Given task
Set down the material once more, exactly as it appears.

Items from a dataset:
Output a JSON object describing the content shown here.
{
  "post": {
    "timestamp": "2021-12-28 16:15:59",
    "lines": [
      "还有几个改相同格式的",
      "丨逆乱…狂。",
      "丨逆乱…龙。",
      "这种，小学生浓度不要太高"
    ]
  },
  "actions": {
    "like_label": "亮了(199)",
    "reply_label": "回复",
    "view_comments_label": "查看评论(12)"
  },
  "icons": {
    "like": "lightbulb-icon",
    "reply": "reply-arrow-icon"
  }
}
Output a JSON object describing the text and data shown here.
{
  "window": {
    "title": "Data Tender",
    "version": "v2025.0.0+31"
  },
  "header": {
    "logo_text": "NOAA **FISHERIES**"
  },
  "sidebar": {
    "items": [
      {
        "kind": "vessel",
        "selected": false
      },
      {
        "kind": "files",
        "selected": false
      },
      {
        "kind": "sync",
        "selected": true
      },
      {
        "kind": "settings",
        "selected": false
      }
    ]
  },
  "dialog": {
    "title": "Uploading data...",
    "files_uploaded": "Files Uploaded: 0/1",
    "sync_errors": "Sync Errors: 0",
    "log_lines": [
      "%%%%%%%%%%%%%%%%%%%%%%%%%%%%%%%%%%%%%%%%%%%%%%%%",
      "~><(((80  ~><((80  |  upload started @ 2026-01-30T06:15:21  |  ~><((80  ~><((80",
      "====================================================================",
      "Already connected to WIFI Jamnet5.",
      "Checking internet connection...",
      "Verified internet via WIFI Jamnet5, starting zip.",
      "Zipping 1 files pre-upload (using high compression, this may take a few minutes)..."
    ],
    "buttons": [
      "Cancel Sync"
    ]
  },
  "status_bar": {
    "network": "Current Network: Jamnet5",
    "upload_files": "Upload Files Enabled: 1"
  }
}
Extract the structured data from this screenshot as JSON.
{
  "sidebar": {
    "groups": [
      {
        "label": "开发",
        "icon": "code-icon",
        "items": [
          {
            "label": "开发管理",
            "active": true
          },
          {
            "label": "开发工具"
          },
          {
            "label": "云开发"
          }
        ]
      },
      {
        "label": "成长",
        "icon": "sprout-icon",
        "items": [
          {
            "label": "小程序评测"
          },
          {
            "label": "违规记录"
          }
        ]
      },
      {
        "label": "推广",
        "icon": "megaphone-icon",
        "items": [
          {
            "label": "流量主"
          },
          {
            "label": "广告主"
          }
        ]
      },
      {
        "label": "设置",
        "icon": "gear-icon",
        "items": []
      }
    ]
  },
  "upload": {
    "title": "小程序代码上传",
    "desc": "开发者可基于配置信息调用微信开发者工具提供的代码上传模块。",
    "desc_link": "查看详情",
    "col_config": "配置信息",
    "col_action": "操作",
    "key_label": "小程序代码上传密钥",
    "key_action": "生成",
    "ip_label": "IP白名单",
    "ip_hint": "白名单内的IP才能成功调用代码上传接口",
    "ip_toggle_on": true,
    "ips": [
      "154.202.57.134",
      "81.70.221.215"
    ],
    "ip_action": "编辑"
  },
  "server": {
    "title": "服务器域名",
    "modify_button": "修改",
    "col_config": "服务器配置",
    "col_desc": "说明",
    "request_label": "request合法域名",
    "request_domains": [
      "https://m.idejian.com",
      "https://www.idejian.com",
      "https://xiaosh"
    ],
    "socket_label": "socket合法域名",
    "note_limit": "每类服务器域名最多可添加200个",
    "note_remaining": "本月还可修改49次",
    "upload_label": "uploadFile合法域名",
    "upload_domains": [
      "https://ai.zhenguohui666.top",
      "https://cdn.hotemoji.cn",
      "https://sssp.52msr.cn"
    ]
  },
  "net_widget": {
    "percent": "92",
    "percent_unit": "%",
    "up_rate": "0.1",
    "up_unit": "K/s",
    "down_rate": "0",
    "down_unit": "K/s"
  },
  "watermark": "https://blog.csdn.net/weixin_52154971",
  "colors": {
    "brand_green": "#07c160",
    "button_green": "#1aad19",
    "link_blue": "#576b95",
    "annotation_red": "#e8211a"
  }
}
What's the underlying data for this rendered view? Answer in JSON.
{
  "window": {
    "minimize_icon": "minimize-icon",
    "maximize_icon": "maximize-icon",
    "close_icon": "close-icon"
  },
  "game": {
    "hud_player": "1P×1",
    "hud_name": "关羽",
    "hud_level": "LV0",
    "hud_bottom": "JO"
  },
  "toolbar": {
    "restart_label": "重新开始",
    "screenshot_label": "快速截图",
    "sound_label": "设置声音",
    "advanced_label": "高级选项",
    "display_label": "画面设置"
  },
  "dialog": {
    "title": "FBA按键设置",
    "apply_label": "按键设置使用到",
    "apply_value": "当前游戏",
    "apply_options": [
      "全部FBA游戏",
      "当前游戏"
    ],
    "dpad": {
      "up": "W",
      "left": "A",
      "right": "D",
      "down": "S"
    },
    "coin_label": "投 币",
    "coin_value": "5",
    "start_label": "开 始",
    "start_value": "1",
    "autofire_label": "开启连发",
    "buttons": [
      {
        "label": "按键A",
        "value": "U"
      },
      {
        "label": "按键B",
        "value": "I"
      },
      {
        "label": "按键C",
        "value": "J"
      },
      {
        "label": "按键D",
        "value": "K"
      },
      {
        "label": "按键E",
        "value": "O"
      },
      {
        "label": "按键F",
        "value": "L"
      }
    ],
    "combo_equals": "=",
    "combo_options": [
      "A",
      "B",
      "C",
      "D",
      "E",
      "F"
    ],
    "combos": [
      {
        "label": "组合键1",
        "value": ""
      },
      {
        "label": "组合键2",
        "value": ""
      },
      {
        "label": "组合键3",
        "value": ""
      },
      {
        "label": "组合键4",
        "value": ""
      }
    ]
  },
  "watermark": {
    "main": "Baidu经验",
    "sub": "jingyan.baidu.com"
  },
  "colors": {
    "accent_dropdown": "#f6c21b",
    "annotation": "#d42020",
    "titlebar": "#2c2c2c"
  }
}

Exercise output
Output a JSON object describing the content shown here.
{
  "post": {
    "timestamp": "2021-12-28 16:15:59",
    "lines": [
      "还有几个改相同格式的",
      "丨逆乱…狂。",
      "丨逆乱…龙。",
      "这种，小学生浓度不要太高"
    ]
  },
  "actions": {
    "like_label": "亮了(199)",
    "reply_label": "回复",
    "view_comments_label": "查看评论(12)"
  },
  "icons": {
    "like": "lightbulb-icon",
    "reply": "reply-arrow-icon"
  }
}
Output a JSON object describing the text and data shown here.
{
  "window": {
    "title": "Data Tender",
    "version": "v2025.0.0+31"
  },
  "header": {
    "logo_text": "NOAA **FISHERIES**"
  },
  "sidebar": {
    "items": [
      {
        "kind": "vessel",
        "selected": false
      },
      {
        "kind": "files",
        "selected": false
      },
      {
        "kind": "sync",
        "selected": true
      },
      {
        "kind": "settings",
        "selected": false
      }
    ]
  },
  "dialog": {
    "title": "Uploading data...",
    "files_uploaded": "Files Uploaded: 0/1",
    "sync_errors": "Sync Errors: 0",
    "log_lines": [
      "%%%%%%%%%%%%%%%%%%%%%%%%%%%%%%%%%%%%%%%%%%%%%%%%",
      "~><(((80  ~><((80  |  upload started @ 2026-01-30T06:15:21  |  ~><((80  ~><((80",
      "====================================================================",
      "Already connected to WIFI Jamnet5.",
      "Checking internet connection...",
      "Verified internet via WIFI Jamnet5, starting zip.",
      "Zipping 1 files pre-upload (using high compression, this may take a few minutes)..."
    ],
    "buttons": [
      "Cancel Sync"
    ]
  },
  "status_bar": {
    "network": "Current Network: Jamnet5",
    "upload_files": "Upload Files Enabled: 1"
  }
}
Extract the structured data from this screenshot as JSON.
{
  "sidebar": {
    "groups": [
      {
        "label": "开发",
        "icon": "code-icon",
        "items": [
          {
            "label": "开发管理",
            "active": true
          },
          {
            "label": "开发工具"
          },
          {
            "label": "云开发"
          }
        ]
      },
      {
        "label": "成长",
        "icon": "sprout-icon",
        "items": [
          {
            "label": "小程序评测"
          },
          {
            "label": "违规记录"
          }
        ]
      },
      {
        "label": "推广",
        "icon": "megaphone-icon",
        "items": [
          {
            "label": "流量主"
          },
          {
            "label": "广告主"
          }
        ]
      },
      {
        "label": "设置",
        "icon": "gear-icon",
        "items": []
      }
    ]
  },
  "upload": {
    "title": "小程序代码上传",
    "desc": "开发者可基于配置信息调用微信开发者工具提供的代码上传模块。",
    "desc_link": "查看详情",
    "col_config": "配置信息",
    "col_action": "操作",
    "key_label": "小程序代码上传密钥",
    "key_action": "生成",
    "ip_label": "IP白名单",
    "ip_hint": "白名单内的IP才能成功调用代码上传接口",
    "ip_toggle_on": true,
    "ips": [
      "154.202.57.134",
      "81.70.221.215"
    ],
    "ip_action": "编辑"
  },
  "server": {
    "title": "服务器域名",
    "modify_button": "修改",
    "col_config": "服务器配置",
    "col_desc": "说明",
    "request_label": "request合法域名",
    "request_domains": [
      "https://m.idejian.com",
      "https://www.idejian.com",
      "https://xiaosh"
    ],
    "socket_label": "socket合法域名",
    "note_limit": "每类服务器域名最多可添加200个",
    "note_remaining": "本月还可修改49次",
    "upload_label": "uploadFile合法域名",
    "upload_domains": [
      "https://ai.zhenguohui666.top",
      "https://cdn.hotemoji.cn",
      "https://sssp.52msr.cn"
    ]
  },
  "net_widget": {
    "percent": "92",
    "percent_unit": "%",
    "up_rate": "0.1",
    "up_unit": "K/s",
    "down_rate": "0",
    "down_unit": "K/s"
  },
  "watermark": "https://blog.csdn.net/weixin_52154971",
  "colors": {
    "brand_green": "#07c160",
    "button_green": "#1aad19",
    "link_blue": "#576b95",
    "annotation_red": "#e8211a"
  }
}
What's the underlying data for this rendered view? Answer in JSON.
{
  "window": {
    "minimize_icon": "minimize-icon",
    "maximize_icon": "maximize-icon",
    "close_icon": "close-icon"
  },
  "game": {
    "hud_player": "1P×1",
    "hud_name": "关羽",
    "hud_level": "LV0",
    "hud_bottom": "JO"
  },
  "toolbar": {
    "restart_label": "重新开始",
    "screenshot_label": "快速截图",
    "sound_label": "设置声音",
    "advanced_label": "高级选项",
    "display_label": "画面设置"
  },
  "dialog": {
    "title": "FBA按键设置",
    "apply_label": "按键设置使用到",
    "apply_value": "当前游戏",
    "apply_options": [
      "全部FBA游戏",
      "当前游戏"
    ],
    "dpad": {
      "up": "W",
      "left": "A",
      "right": "D",
      "down": "S"
    },
    "coin_label": "投 币",
    "coin_value": "5",
    "start_label": "开 始",
    "start_value": "1",
    "autofire_label": "开启连发",
    "buttons": [
      {
        "label": "按键A",
        "value": "U"
      },
      {
        "label": "按键B",
        "value": "I"
      },
      {
        "label": "按键C",
        "value": "J"
      },
      {
        "label": "按键D",
        "value": "K"
      },
      {
        "label": "按键E",
        "value": "O"
      },
      {
        "label": "按键F",
        "value": "L"
      }
    ],
    "combo_equals": "=",
    "combo_options": [
      "A",
      "B",
      "C",
      "D",
      "E",
      "F"
    ],
    "combos": [
      {
        "label": "组合键1",
        "value": ""
      },
      {
        "label": "组合键2",
        "value": ""
      },
      {
        "label": "组合键3",
        "value": ""
      },
      {
        "label": "组合键4",
        "value": ""
      }
    ]
  },
  "watermark": {
    "main": "Baidu经验",
    "sub": "jingyan.baidu.com"
  },
  "colors": {
    "accent_dropdown": "#f6c21b",
    "annotation": "#d42020",
    "titlebar": "#2c2c2c"
  }
}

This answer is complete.